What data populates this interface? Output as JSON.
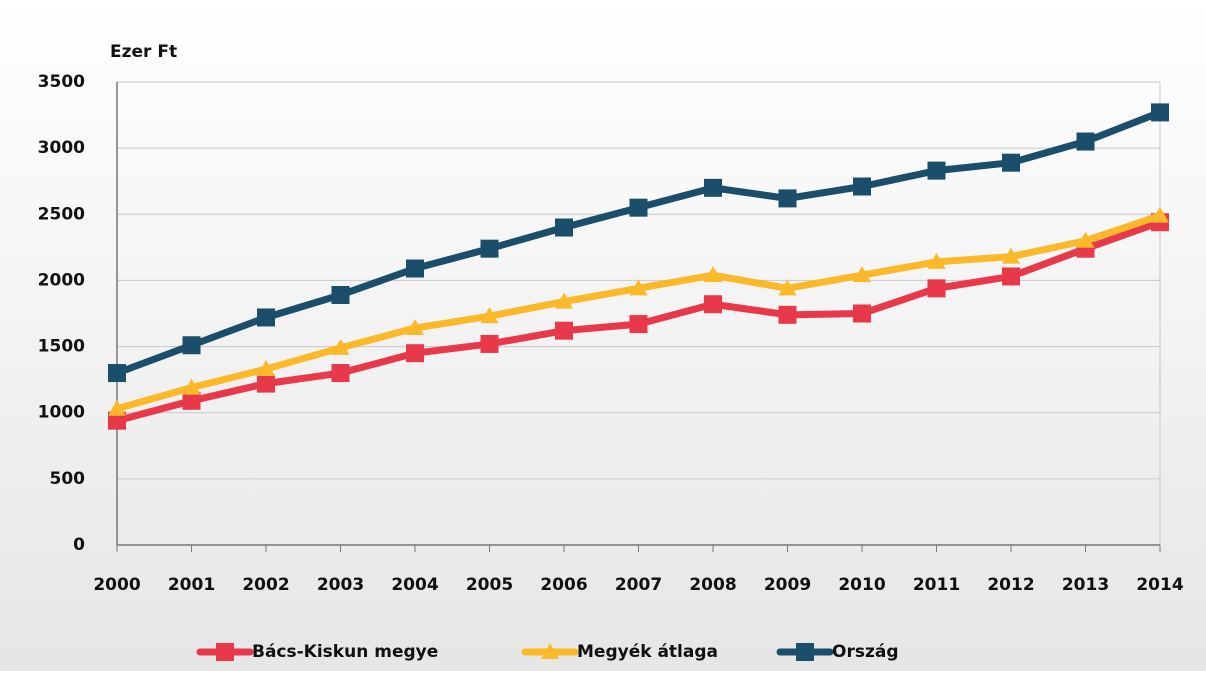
{
  "chart_data": {
    "type": "line",
    "y_label": "Ezer Ft",
    "categories": [
      "2000",
      "2001",
      "2002",
      "2003",
      "2004",
      "2005",
      "2006",
      "2007",
      "2008",
      "2009",
      "2010",
      "2011",
      "2012",
      "2013",
      "2014"
    ],
    "series": [
      {
        "name": "Bács-Kiskun megye",
        "color": "#e8394a",
        "marker": "square",
        "values": [
          940,
          1090,
          1220,
          1300,
          1450,
          1520,
          1620,
          1670,
          1820,
          1740,
          1750,
          1940,
          2030,
          2240,
          2440
        ]
      },
      {
        "name": "Megyék átlaga",
        "color": "#fbb829",
        "marker": "triangle",
        "values": [
          1030,
          1190,
          1330,
          1490,
          1640,
          1730,
          1840,
          1940,
          2040,
          1940,
          2040,
          2140,
          2180,
          2300,
          2490
        ]
      },
      {
        "name": "Ország",
        "color": "#1a4e6a",
        "marker": "square",
        "values": [
          1300,
          1510,
          1720,
          1890,
          2090,
          2240,
          2400,
          2550,
          2700,
          2620,
          2710,
          2830,
          2890,
          3050,
          3270
        ]
      }
    ],
    "ylim": [
      0,
      3500
    ],
    "yticks": [
      0,
      500,
      1000,
      1500,
      2000,
      2500,
      3000,
      3500
    ],
    "grid": true,
    "legend": "bottom"
  }
}
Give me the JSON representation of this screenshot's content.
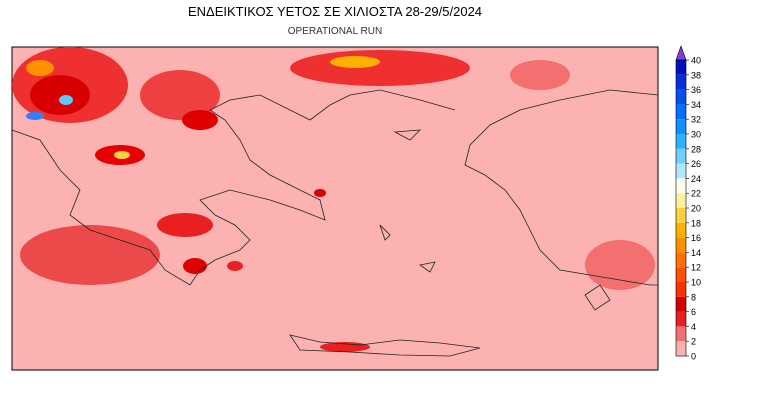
{
  "header": {
    "title": "ΕΝΔΕΙΚΤΙΚΟΣ ΥΕΤΟΣ ΣΕ ΧΙΛΙΟΣΤΑ 28-29/5/2024",
    "subtitle": "OPERATIONAL RUN"
  },
  "colorbar": {
    "ticks": [
      0,
      2,
      4,
      6,
      8,
      10,
      12,
      14,
      16,
      18,
      20,
      22,
      24,
      26,
      28,
      30,
      32,
      34,
      36,
      38,
      40
    ],
    "colors": [
      "#fbb0b0",
      "#f47070",
      "#e82020",
      "#d40000",
      "#ff3000",
      "#ff5000",
      "#ff7000",
      "#ff9000",
      "#ffb000",
      "#ffd040",
      "#fff0a0",
      "#fffff0",
      "#b0e8ff",
      "#70d0ff",
      "#30b0ff",
      "#1090ff",
      "#0070ff",
      "#0050f0",
      "#0030e0",
      "#0010c0"
    ],
    "over_color": "#7b3fe4"
  }
}
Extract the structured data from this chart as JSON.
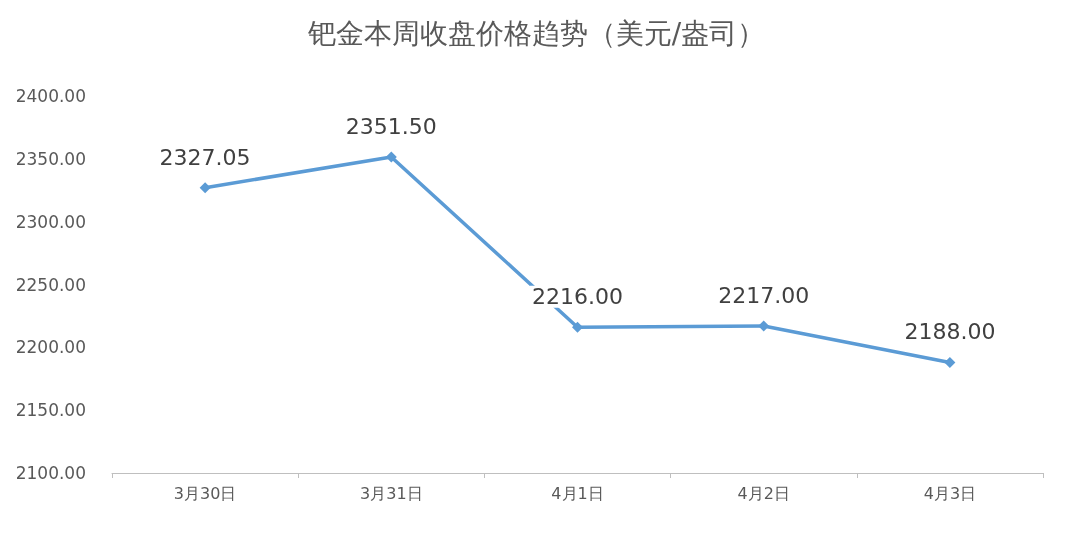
{
  "chart_data": {
    "type": "line",
    "title": "钯金本周收盘价格趋势（美元/盎司）",
    "categories": [
      "3月30日",
      "3月31日",
      "4月1日",
      "4月2日",
      "4月3日"
    ],
    "series": [
      {
        "color": "#5b9bd5",
        "values": [
          2327.05,
          2351.5,
          2216,
          2217,
          2188
        ],
        "value_labels": [
          "2327.05",
          "2351.50",
          "2216.00",
          "2217.00",
          "2188.00"
        ]
      }
    ],
    "ylim": [
      2100,
      2400
    ],
    "yticks": [
      {
        "value": 2100,
        "label": "2100.00"
      },
      {
        "value": 2150,
        "label": "2150.00"
      },
      {
        "value": 2200,
        "label": "2200.00"
      },
      {
        "value": 2250,
        "label": "2250.00"
      },
      {
        "value": 2300,
        "label": "2300.00"
      },
      {
        "value": 2350,
        "label": "2350.00"
      },
      {
        "value": 2400,
        "label": "2400.00"
      }
    ],
    "grid": false,
    "marker": "diamond",
    "line_style": "solid"
  }
}
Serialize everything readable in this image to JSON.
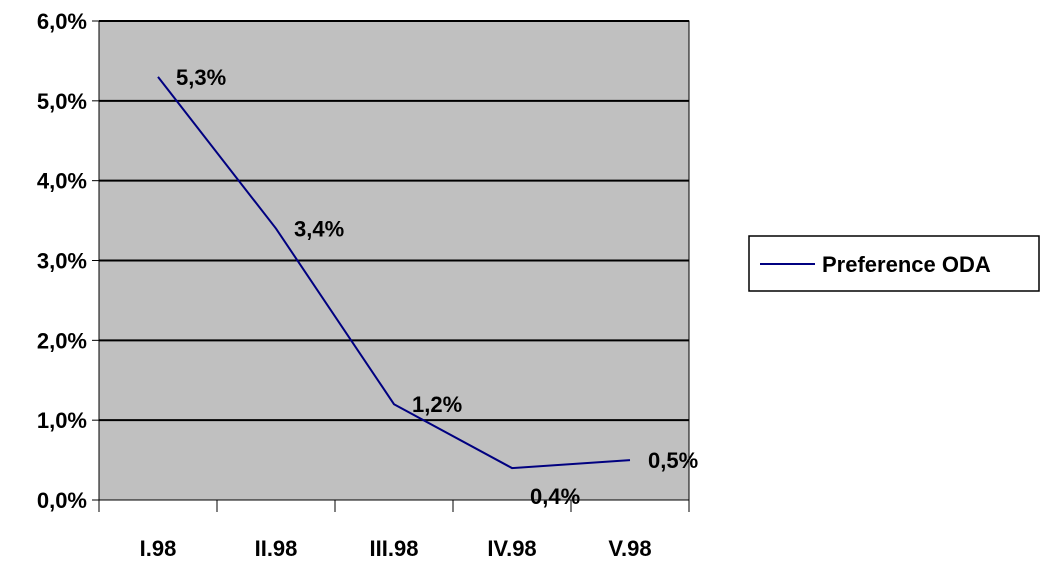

+ + + + + + +

Problem to work on. Output exactly the lines from the line with "Extract the structured" to the last line of the records, including both, and leave every picture out.

Response to the exercise.
Extract the structured data from this chart as JSON.
{
  "chart_data": {
    "type": "line",
    "title": "钯金本周收盘价格趋势（美元/盎司）",
    "categories": [
      "3月30日",
      "3月31日",
      "4月1日",
      "4月2日",
      "4月3日"
    ],
    "series": [
      {
        "color": "#5b9bd5",
        "values": [
          2327.05,
          2351.5,
          2216,
          2217,
          2188
        ],
        "value_labels": [
          "2327.05",
          "2351.50",
          "2216.00",
          "2217.00",
          "2188.00"
        ]
      }
    ],
    "ylim": [
      2100,
      2400
    ],
    "yticks": [
      {
        "value": 2100,
        "label": "2100.00"
      },
      {
        "value": 2150,
        "label": "2150.00"
      },
      {
        "value": 2200,
        "label": "2200.00"
      },
      {
        "value": 2250,
        "label": "2250.00"
      },
      {
        "value": 2300,
        "label": "2300.00"
      },
      {
        "value": 2350,
        "label": "2350.00"
      },
      {
        "value": 2400,
        "label": "2400.00"
      }
    ],
    "grid": false,
    "marker": "diamond",
    "line_style": "solid"
  }
}
Serialize everything readable in this image to JSON.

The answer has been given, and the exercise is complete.